Return the data word for word. Pictures are to be omitted.

────

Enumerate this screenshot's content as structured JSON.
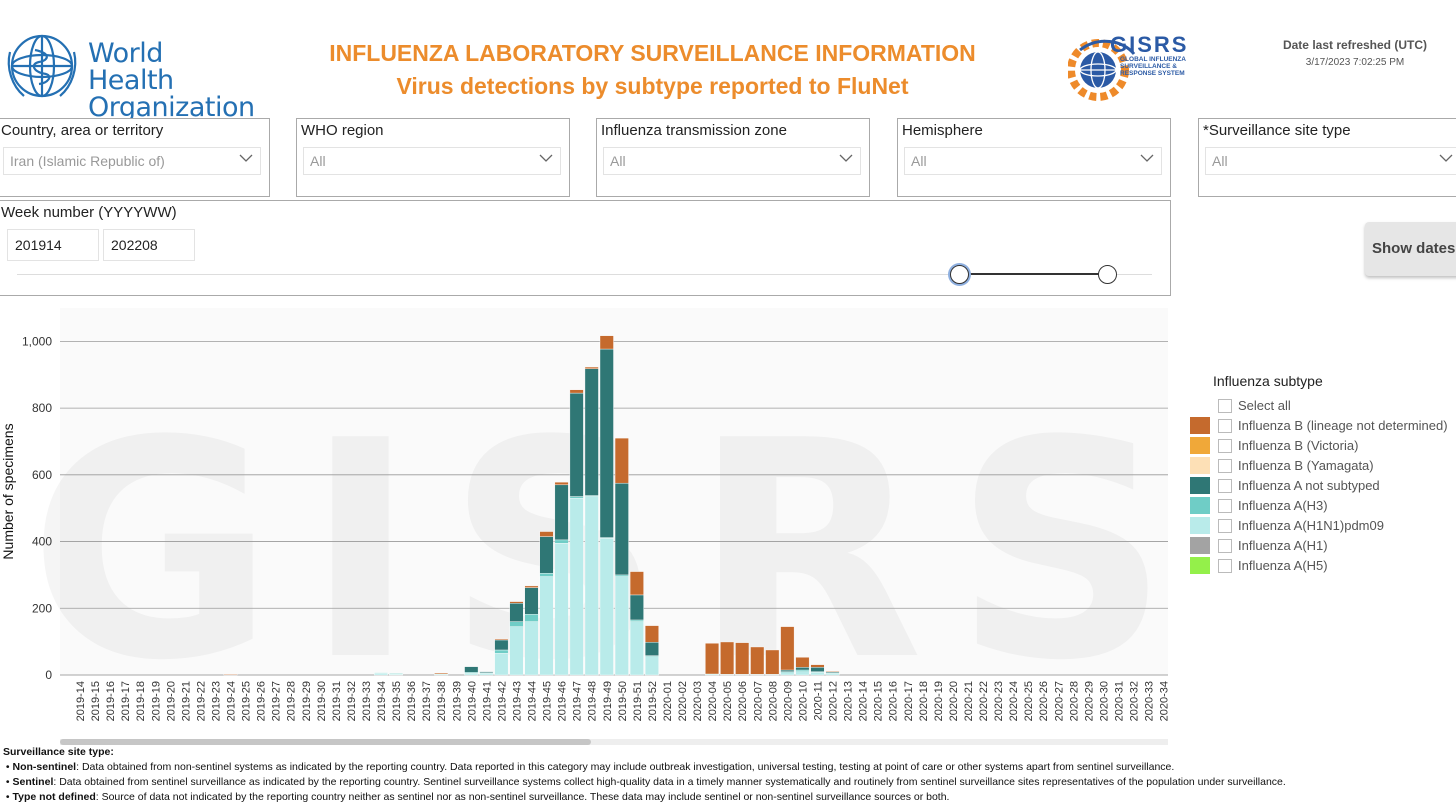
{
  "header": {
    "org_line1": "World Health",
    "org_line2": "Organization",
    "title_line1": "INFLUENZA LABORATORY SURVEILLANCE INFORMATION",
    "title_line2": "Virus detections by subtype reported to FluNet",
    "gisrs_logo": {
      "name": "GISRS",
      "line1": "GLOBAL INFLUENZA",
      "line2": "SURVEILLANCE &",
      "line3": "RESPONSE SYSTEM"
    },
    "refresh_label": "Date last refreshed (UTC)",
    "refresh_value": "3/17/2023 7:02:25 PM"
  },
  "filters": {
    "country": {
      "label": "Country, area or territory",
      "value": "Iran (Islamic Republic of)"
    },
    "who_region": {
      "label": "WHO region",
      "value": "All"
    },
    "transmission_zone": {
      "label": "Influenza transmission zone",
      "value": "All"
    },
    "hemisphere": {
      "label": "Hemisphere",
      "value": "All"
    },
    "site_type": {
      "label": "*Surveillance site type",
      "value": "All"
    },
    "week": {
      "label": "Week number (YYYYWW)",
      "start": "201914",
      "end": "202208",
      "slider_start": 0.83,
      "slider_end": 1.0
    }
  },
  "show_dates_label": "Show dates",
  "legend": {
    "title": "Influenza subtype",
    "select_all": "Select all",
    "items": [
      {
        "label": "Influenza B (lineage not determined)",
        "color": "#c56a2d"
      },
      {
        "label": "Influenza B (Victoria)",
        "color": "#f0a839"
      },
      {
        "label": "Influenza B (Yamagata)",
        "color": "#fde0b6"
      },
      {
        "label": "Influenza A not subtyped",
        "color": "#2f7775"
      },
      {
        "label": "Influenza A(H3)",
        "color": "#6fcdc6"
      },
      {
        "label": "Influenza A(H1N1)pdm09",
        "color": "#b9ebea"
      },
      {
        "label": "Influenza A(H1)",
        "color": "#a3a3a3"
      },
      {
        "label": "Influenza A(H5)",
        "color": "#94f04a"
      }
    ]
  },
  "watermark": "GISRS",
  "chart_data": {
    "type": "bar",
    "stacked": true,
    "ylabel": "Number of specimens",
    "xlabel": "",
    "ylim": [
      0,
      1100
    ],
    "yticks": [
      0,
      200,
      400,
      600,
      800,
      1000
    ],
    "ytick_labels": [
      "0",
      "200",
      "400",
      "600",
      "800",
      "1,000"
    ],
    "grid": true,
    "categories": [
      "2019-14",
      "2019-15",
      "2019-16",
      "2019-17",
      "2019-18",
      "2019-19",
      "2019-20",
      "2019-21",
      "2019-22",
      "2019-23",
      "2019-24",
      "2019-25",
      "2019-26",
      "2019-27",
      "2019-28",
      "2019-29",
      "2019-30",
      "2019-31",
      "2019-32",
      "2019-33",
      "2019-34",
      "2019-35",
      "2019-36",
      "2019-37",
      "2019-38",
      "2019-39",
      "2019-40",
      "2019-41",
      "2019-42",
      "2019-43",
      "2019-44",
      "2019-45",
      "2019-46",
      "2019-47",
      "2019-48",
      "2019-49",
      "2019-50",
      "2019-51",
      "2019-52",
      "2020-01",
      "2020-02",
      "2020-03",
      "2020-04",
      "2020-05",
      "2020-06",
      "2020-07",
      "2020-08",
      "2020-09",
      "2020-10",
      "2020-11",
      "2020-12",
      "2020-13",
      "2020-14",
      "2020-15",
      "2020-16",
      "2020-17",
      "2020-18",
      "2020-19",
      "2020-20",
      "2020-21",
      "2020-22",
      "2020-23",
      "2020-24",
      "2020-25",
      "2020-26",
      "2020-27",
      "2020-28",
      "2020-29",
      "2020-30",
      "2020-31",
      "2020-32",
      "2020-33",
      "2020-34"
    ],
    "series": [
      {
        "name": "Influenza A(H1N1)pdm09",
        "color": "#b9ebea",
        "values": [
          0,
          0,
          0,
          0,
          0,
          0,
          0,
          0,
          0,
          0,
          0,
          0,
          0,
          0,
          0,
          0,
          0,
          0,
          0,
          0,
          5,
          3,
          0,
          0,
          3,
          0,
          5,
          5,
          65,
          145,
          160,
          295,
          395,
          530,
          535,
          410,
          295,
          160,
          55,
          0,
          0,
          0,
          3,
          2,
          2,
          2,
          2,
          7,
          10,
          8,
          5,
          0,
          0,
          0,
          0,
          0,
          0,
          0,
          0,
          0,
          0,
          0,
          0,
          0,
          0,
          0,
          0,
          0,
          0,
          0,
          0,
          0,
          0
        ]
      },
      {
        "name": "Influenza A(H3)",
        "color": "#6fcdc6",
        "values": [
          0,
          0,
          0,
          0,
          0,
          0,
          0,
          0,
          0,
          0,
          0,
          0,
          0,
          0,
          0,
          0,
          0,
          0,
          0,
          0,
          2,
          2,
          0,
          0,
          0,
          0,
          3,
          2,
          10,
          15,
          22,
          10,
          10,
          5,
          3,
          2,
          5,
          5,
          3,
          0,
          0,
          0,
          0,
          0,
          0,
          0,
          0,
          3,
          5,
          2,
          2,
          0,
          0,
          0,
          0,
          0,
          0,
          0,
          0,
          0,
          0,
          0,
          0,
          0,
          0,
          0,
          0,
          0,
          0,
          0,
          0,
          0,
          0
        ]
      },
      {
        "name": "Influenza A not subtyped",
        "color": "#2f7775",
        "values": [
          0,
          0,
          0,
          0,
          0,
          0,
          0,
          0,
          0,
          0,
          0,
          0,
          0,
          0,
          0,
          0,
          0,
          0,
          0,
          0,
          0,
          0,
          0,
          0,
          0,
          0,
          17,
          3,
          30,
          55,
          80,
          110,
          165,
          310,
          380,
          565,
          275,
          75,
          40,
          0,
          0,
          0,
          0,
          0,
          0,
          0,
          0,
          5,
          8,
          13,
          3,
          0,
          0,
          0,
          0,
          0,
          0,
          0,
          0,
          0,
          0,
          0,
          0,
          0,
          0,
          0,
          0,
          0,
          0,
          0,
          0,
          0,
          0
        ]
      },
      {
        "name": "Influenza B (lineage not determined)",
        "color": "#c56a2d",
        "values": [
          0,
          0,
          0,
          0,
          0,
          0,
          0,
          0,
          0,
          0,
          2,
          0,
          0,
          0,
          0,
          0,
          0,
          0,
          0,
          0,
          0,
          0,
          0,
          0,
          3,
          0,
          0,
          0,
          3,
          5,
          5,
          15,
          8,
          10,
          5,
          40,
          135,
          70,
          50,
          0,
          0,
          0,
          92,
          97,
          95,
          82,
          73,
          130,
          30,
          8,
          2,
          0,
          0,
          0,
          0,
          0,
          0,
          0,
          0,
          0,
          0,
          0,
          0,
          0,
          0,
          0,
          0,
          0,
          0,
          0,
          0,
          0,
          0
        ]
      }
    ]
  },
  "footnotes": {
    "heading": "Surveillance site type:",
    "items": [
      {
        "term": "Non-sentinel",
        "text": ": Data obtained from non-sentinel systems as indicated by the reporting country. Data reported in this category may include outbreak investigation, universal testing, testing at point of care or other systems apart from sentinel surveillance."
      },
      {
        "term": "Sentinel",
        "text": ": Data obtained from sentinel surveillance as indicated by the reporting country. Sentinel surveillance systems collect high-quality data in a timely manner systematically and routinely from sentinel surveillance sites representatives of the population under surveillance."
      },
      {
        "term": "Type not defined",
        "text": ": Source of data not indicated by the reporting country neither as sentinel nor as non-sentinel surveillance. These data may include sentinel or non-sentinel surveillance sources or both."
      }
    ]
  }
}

────

● TASK ANSWER
Enumerate this screenshot's content as structured JSON.
{
  "header": {
    "org_line1": "World Health",
    "org_line2": "Organization",
    "title_line1": "INFLUENZA LABORATORY SURVEILLANCE INFORMATION",
    "title_line2": "Virus detections by subtype reported to FluNet",
    "gisrs_logo": {
      "name": "GISRS",
      "line1": "GLOBAL INFLUENZA",
      "line2": "SURVEILLANCE &",
      "line3": "RESPONSE SYSTEM"
    },
    "refresh_label": "Date last refreshed (UTC)",
    "refresh_value": "3/17/2023 7:02:25 PM"
  },
  "filters": {
    "country": {
      "label": "Country, area or territory",
      "value": "Iran (Islamic Republic of)"
    },
    "who_region": {
      "label": "WHO region",
      "value": "All"
    },
    "transmission_zone": {
      "label": "Influenza transmission zone",
      "value": "All"
    },
    "hemisphere": {
      "label": "Hemisphere",
      "value": "All"
    },
    "site_type": {
      "label": "*Surveillance site type",
      "value": "All"
    },
    "week": {
      "label": "Week number (YYYYWW)",
      "start": "201914",
      "end": "202208",
      "slider_start": 0.83,
      "slider_end": 1.0
    }
  },
  "show_dates_label": "Show dates",
  "legend": {
    "title": "Influenza subtype",
    "select_all": "Select all",
    "items": [
      {
        "label": "Influenza B (lineage not determined)",
        "color": "#c56a2d"
      },
      {
        "label": "Influenza B (Victoria)",
        "color": "#f0a839"
      },
      {
        "label": "Influenza B (Yamagata)",
        "color": "#fde0b6"
      },
      {
        "label": "Influenza A not subtyped",
        "color": "#2f7775"
      },
      {
        "label": "Influenza A(H3)",
        "color": "#6fcdc6"
      },
      {
        "label": "Influenza A(H1N1)pdm09",
        "color": "#b9ebea"
      },
      {
        "label": "Influenza A(H1)",
        "color": "#a3a3a3"
      },
      {
        "label": "Influenza A(H5)",
        "color": "#94f04a"
      }
    ]
  },
  "watermark": "GISRS",
  "chart_data": {
    "type": "bar",
    "stacked": true,
    "ylabel": "Number of specimens",
    "xlabel": "",
    "ylim": [
      0,
      1100
    ],
    "yticks": [
      0,
      200,
      400,
      600,
      800,
      1000
    ],
    "ytick_labels": [
      "0",
      "200",
      "400",
      "600",
      "800",
      "1,000"
    ],
    "grid": true,
    "categories": [
      "2019-14",
      "2019-15",
      "2019-16",
      "2019-17",
      "2019-18",
      "2019-19",
      "2019-20",
      "2019-21",
      "2019-22",
      "2019-23",
      "2019-24",
      "2019-25",
      "2019-26",
      "2019-27",
      "2019-28",
      "2019-29",
      "2019-30",
      "2019-31",
      "2019-32",
      "2019-33",
      "2019-34",
      "2019-35",
      "2019-36",
      "2019-37",
      "2019-38",
      "2019-39",
      "2019-40",
      "2019-41",
      "2019-42",
      "2019-43",
      "2019-44",
      "2019-45",
      "2019-46",
      "2019-47",
      "2019-48",
      "2019-49",
      "2019-50",
      "2019-51",
      "2019-52",
      "2020-01",
      "2020-02",
      "2020-03",
      "2020-04",
      "2020-05",
      "2020-06",
      "2020-07",
      "2020-08",
      "2020-09",
      "2020-10",
      "2020-11",
      "2020-12",
      "2020-13",
      "2020-14",
      "2020-15",
      "2020-16",
      "2020-17",
      "2020-18",
      "2020-19",
      "2020-20",
      "2020-21",
      "2020-22",
      "2020-23",
      "2020-24",
      "2020-25",
      "2020-26",
      "2020-27",
      "2020-28",
      "2020-29",
      "2020-30",
      "2020-31",
      "2020-32",
      "2020-33",
      "2020-34"
    ],
    "series": [
      {
        "name": "Influenza A(H1N1)pdm09",
        "color": "#b9ebea",
        "values": [
          0,
          0,
          0,
          0,
          0,
          0,
          0,
          0,
          0,
          0,
          0,
          0,
          0,
          0,
          0,
          0,
          0,
          0,
          0,
          0,
          5,
          3,
          0,
          0,
          3,
          0,
          5,
          5,
          65,
          145,
          160,
          295,
          395,
          530,
          535,
          410,
          295,
          160,
          55,
          0,
          0,
          0,
          3,
          2,
          2,
          2,
          2,
          7,
          10,
          8,
          5,
          0,
          0,
          0,
          0,
          0,
          0,
          0,
          0,
          0,
          0,
          0,
          0,
          0,
          0,
          0,
          0,
          0,
          0,
          0,
          0,
          0,
          0
        ]
      },
      {
        "name": "Influenza A(H3)",
        "color": "#6fcdc6",
        "values": [
          0,
          0,
          0,
          0,
          0,
          0,
          0,
          0,
          0,
          0,
          0,
          0,
          0,
          0,
          0,
          0,
          0,
          0,
          0,
          0,
          2,
          2,
          0,
          0,
          0,
          0,
          3,
          2,
          10,
          15,
          22,
          10,
          10,
          5,
          3,
          2,
          5,
          5,
          3,
          0,
          0,
          0,
          0,
          0,
          0,
          0,
          0,
          3,
          5,
          2,
          2,
          0,
          0,
          0,
          0,
          0,
          0,
          0,
          0,
          0,
          0,
          0,
          0,
          0,
          0,
          0,
          0,
          0,
          0,
          0,
          0,
          0,
          0
        ]
      },
      {
        "name": "Influenza A not subtyped",
        "color": "#2f7775",
        "values": [
          0,
          0,
          0,
          0,
          0,
          0,
          0,
          0,
          0,
          0,
          0,
          0,
          0,
          0,
          0,
          0,
          0,
          0,
          0,
          0,
          0,
          0,
          0,
          0,
          0,
          0,
          17,
          3,
          30,
          55,
          80,
          110,
          165,
          310,
          380,
          565,
          275,
          75,
          40,
          0,
          0,
          0,
          0,
          0,
          0,
          0,
          0,
          5,
          8,
          13,
          3,
          0,
          0,
          0,
          0,
          0,
          0,
          0,
          0,
          0,
          0,
          0,
          0,
          0,
          0,
          0,
          0,
          0,
          0,
          0,
          0,
          0,
          0
        ]
      },
      {
        "name": "Influenza B (lineage not determined)",
        "color": "#c56a2d",
        "values": [
          0,
          0,
          0,
          0,
          0,
          0,
          0,
          0,
          0,
          0,
          2,
          0,
          0,
          0,
          0,
          0,
          0,
          0,
          0,
          0,
          0,
          0,
          0,
          0,
          3,
          0,
          0,
          0,
          3,
          5,
          5,
          15,
          8,
          10,
          5,
          40,
          135,
          70,
          50,
          0,
          0,
          0,
          92,
          97,
          95,
          82,
          73,
          130,
          30,
          8,
          2,
          0,
          0,
          0,
          0,
          0,
          0,
          0,
          0,
          0,
          0,
          0,
          0,
          0,
          0,
          0,
          0,
          0,
          0,
          0,
          0,
          0,
          0
        ]
      }
    ]
  },
  "footnotes": {
    "heading": "Surveillance site type:",
    "items": [
      {
        "term": "Non-sentinel",
        "text": ": Data obtained from non-sentinel systems as indicated by the reporting country. Data reported in this category may include outbreak investigation, universal testing, testing at point of care or other systems apart from sentinel surveillance."
      },
      {
        "term": "Sentinel",
        "text": ": Data obtained from sentinel surveillance as indicated by the reporting country. Sentinel surveillance systems collect high-quality data in a timely manner systematically and routinely from sentinel surveillance sites representatives of the population under surveillance."
      },
      {
        "term": "Type not defined",
        "text": ": Source of data not indicated by the reporting country neither as sentinel nor as non-sentinel surveillance. These data may include sentinel or non-sentinel surveillance sources or both."
      }
    ]
  }
}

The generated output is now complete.